STATED GOAL: Copy every entry precisely.

=== MATERIAL FOR THE TASK ===

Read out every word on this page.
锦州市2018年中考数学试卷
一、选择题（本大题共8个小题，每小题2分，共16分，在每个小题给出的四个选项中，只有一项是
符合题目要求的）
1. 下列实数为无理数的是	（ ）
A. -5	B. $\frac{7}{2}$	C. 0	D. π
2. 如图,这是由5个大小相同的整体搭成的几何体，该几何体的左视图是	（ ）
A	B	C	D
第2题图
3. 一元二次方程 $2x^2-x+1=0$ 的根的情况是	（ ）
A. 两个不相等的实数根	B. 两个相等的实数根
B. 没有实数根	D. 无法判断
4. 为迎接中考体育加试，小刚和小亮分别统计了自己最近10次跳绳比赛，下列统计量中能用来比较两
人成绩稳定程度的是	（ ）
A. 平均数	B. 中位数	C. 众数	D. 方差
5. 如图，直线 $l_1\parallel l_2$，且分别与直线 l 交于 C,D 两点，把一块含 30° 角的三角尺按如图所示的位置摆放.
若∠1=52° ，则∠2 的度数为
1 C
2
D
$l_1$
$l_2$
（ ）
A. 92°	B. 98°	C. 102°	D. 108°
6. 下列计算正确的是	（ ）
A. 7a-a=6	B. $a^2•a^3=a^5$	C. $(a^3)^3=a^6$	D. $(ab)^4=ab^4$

===

WRITTEN ANSWER:
Read out every word on this page.
锦州市2018年中考数学试卷
一、选择题（本大题共8个小题，每小题2分，共16分，在每个小题给出的四个选项中，只有一项是
符合题目要求的）
1. 下列实数为无理数的是	（ ）
A. -5	B. $\frac{7}{2}$	C. 0	D. π
2. 如图,这是由5个大小相同的整体搭成的几何体，该几何体的左视图是	（ ）
A	B	C	D
第2题图
3. 一元二次方程 $2x^2-x+1=0$ 的根的情况是	（ ）
A. 两个不相等的实数根	B. 两个相等的实数根
B. 没有实数根	D. 无法判断
4. 为迎接中考体育加试，小刚和小亮分别统计了自己最近10次跳绳比赛，下列统计量中能用来比较两
人成绩稳定程度的是	（ ）
A. 平均数	B. 中位数	C. 众数	D. 方差
5. 如图，直线 $l_1\parallel l_2$，且分别与直线 l 交于 C,D 两点，把一块含 30° 角的三角尺按如图所示的位置摆放.
若∠1=52° ，则∠2 的度数为
1 C
2
D
$l_1$
$l_2$
（ ）
A. 92°	B. 98°	C. 102°	D. 108°
6. 下列计算正确的是	（ ）
A. 7a-a=6	B. $a^2•a^3=a^5$	C. $(a^3)^3=a^6$	D. $(ab)^4=ab^4$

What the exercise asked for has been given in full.